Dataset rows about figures
>> Start

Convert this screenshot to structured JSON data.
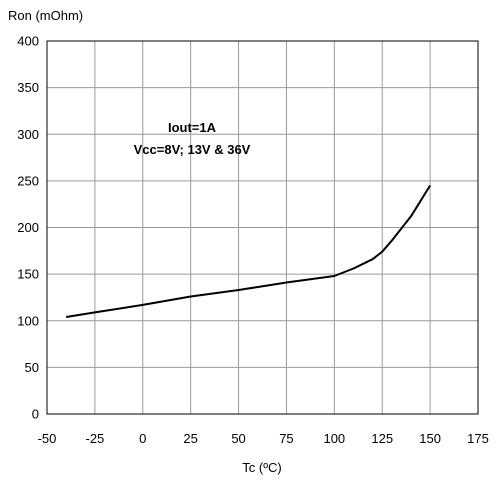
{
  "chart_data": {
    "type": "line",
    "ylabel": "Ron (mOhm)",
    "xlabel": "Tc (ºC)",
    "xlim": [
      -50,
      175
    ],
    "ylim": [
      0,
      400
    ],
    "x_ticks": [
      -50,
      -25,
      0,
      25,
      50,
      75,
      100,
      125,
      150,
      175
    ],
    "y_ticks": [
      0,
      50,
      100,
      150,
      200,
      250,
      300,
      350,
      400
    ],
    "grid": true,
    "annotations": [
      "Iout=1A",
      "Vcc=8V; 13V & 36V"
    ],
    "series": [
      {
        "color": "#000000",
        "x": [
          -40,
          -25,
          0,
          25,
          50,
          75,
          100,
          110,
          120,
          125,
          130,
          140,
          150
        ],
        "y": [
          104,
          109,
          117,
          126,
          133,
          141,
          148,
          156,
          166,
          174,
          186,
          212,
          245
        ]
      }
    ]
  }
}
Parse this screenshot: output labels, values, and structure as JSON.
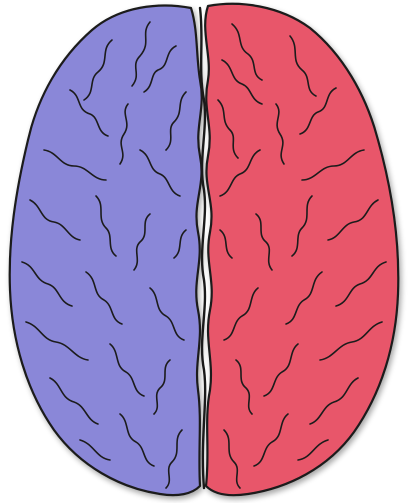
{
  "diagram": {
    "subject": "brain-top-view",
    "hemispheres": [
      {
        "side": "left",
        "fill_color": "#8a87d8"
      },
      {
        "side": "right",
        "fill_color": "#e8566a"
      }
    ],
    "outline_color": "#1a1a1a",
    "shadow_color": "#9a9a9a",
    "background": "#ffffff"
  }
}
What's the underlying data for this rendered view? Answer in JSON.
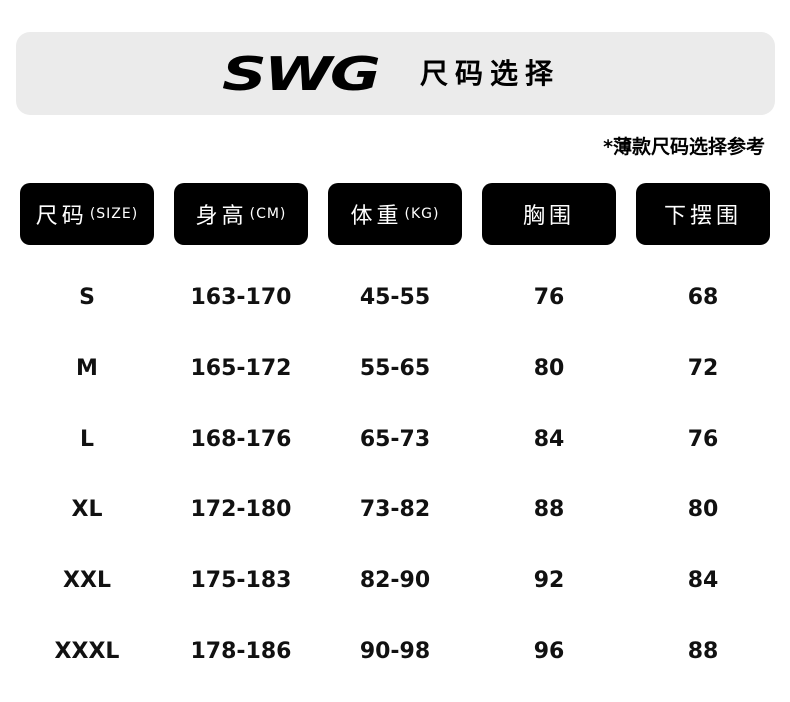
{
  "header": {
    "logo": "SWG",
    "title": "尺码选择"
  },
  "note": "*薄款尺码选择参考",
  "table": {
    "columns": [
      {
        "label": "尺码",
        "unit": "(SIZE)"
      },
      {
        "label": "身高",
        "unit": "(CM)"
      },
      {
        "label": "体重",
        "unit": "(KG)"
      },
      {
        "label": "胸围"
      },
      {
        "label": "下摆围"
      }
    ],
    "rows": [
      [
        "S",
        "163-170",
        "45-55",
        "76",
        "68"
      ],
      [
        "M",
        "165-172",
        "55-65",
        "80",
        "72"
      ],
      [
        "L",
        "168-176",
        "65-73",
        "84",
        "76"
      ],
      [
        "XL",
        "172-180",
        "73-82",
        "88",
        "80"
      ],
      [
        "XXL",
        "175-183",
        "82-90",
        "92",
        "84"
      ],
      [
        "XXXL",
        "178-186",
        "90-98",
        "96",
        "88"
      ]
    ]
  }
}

>> End

Exercise task
Copy out exactly the lines between the line containing "What's the underlying" and the end of the entries, including both, and leave the pictures behind.

Output of the task
What's the underlying data for this rendered view? Answer in JSON.
{
  "header": {
    "logo": "SWG",
    "title": "尺码选择"
  },
  "note": "*薄款尺码选择参考",
  "table": {
    "columns": [
      {
        "label": "尺码",
        "unit": "(SIZE)"
      },
      {
        "label": "身高",
        "unit": "(CM)"
      },
      {
        "label": "体重",
        "unit": "(KG)"
      },
      {
        "label": "胸围"
      },
      {
        "label": "下摆围"
      }
    ],
    "rows": [
      [
        "S",
        "163-170",
        "45-55",
        "76",
        "68"
      ],
      [
        "M",
        "165-172",
        "55-65",
        "80",
        "72"
      ],
      [
        "L",
        "168-176",
        "65-73",
        "84",
        "76"
      ],
      [
        "XL",
        "172-180",
        "73-82",
        "88",
        "80"
      ],
      [
        "XXL",
        "175-183",
        "82-90",
        "92",
        "84"
      ],
      [
        "XXXL",
        "178-186",
        "90-98",
        "96",
        "88"
      ]
    ]
  }
}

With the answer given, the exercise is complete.